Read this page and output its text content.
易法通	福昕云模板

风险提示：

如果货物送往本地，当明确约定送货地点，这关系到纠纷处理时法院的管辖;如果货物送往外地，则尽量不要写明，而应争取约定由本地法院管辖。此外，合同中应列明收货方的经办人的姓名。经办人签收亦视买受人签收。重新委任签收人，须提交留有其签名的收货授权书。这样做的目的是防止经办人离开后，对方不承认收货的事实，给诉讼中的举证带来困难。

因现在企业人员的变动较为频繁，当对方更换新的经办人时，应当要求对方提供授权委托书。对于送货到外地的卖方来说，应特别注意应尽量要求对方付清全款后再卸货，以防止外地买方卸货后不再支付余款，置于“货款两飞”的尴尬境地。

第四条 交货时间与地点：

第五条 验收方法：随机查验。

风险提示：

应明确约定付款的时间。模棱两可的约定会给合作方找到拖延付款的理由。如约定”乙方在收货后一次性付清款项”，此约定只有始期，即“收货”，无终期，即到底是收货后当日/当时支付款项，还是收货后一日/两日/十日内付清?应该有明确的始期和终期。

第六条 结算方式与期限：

====

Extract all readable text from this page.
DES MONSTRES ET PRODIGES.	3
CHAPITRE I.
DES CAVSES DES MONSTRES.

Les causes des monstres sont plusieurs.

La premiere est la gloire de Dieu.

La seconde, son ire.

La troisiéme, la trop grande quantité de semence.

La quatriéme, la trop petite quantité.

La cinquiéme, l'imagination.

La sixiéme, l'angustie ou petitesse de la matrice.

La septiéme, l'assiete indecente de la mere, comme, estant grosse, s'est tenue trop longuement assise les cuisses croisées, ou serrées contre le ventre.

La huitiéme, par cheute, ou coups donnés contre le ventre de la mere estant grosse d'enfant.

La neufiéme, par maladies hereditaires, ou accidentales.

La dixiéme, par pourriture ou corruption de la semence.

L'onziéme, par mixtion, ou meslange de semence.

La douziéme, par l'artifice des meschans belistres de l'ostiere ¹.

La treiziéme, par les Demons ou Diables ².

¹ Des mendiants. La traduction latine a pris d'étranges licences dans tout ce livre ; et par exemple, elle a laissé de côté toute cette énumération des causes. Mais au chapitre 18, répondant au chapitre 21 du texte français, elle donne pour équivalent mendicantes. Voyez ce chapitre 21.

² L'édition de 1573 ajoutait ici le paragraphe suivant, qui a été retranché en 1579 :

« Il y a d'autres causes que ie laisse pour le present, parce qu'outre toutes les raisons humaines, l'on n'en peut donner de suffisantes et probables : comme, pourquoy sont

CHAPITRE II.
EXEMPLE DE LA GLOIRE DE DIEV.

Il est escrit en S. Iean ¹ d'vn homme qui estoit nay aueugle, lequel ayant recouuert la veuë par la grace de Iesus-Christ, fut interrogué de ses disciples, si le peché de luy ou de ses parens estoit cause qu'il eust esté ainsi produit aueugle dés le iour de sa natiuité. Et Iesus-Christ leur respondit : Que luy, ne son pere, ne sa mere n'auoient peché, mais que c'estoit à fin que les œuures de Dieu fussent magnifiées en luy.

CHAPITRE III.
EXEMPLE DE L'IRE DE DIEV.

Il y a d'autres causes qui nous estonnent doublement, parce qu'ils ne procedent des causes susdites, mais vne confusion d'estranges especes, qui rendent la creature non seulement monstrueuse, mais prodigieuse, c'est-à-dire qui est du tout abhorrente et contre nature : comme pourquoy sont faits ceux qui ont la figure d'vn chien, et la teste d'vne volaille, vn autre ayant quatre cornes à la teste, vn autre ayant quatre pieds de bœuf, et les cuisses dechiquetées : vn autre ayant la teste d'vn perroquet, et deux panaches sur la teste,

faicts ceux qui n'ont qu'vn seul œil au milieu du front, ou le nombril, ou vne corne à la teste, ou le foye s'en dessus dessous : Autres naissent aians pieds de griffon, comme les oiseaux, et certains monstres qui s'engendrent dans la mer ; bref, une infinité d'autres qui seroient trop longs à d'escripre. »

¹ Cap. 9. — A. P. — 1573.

====

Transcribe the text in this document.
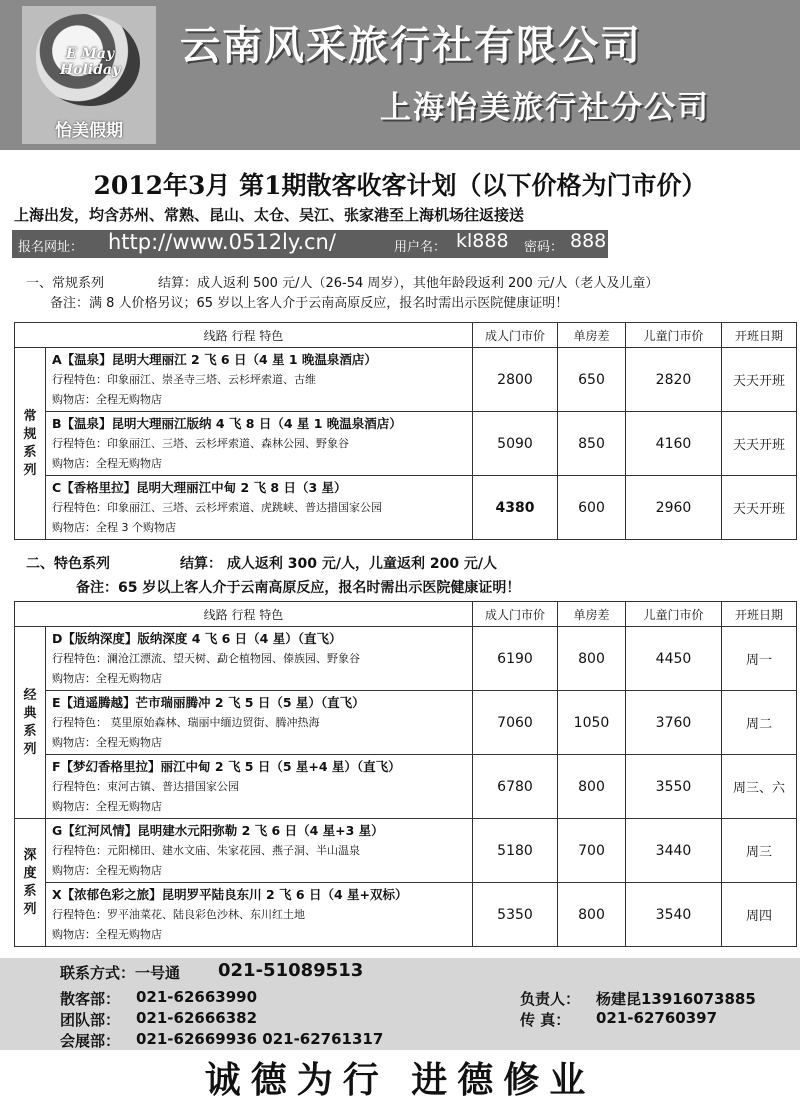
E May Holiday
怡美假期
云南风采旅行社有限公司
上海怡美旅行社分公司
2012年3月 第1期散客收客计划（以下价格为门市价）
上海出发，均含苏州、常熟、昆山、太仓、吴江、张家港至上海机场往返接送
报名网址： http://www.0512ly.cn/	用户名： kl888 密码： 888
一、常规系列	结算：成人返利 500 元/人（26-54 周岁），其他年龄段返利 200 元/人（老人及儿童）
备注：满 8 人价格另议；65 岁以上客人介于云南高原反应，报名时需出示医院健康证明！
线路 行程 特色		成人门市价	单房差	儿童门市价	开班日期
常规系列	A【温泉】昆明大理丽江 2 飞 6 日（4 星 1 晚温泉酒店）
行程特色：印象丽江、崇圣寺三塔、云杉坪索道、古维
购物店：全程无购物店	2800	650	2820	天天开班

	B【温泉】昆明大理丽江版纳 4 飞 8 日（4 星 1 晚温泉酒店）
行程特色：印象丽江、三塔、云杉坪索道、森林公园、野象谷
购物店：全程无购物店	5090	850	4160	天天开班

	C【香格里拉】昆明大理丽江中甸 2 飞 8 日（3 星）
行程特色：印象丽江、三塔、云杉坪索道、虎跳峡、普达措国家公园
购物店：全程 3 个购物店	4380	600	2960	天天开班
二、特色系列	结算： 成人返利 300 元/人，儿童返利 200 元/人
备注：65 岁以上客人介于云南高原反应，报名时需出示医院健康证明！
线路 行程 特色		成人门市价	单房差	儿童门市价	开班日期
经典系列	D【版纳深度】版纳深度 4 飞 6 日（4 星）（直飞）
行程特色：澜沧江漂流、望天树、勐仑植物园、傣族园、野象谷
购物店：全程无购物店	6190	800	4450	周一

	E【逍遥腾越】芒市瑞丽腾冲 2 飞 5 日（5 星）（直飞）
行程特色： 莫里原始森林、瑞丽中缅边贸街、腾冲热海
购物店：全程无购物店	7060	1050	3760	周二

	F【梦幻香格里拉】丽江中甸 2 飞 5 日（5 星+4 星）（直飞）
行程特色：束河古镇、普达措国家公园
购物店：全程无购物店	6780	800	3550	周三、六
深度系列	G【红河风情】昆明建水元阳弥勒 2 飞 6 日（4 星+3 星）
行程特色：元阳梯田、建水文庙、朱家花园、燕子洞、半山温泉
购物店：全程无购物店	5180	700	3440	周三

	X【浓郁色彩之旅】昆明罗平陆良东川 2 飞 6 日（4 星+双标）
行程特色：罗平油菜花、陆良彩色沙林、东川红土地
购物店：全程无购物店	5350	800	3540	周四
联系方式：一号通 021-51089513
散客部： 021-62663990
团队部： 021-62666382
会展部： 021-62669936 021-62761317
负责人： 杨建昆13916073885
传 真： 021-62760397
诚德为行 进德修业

====

Given problem:
Pick out all the lines with the word "ayant" in them and copy them.

Response:
Il est escrit en S. Iean ¹ d'vn homme qui estoit nay aueugle, lequel ayant recouuert la veuë par la grace de Iesus-Christ, fut interrogué de ses disciples, si le peché de luy ou de ses parens estoit cause qu'il eust esté ainsi produit aueugle dés le iour de sa natiuité. Et Iesus-Christ leur respondit : Que luy, ne son pere, ne sa mere n'auoient peché, mais que c'estoit à fin que les œuures de Dieu fussent magnifiées en luy.
Il y a d'autres causes qui nous estonnent doublement, parce qu'ils ne procedent des causes susdites, mais vne confusion d'estranges especes, qui rendent la creature non seulement monstrueuse, mais prodigieuse, c'est-à-dire qui est du tout abhorrente et contre nature : comme pourquoy sont faits ceux qui ont la figure d'vn chien, et la teste d'vne volaille, vn autre ayant quatre cornes à la teste, vn autre ayant quatre pieds de bœuf, et les cuisses dechiquetées : vn autre ayant la teste d'vn perroquet, et deux panaches sur la teste,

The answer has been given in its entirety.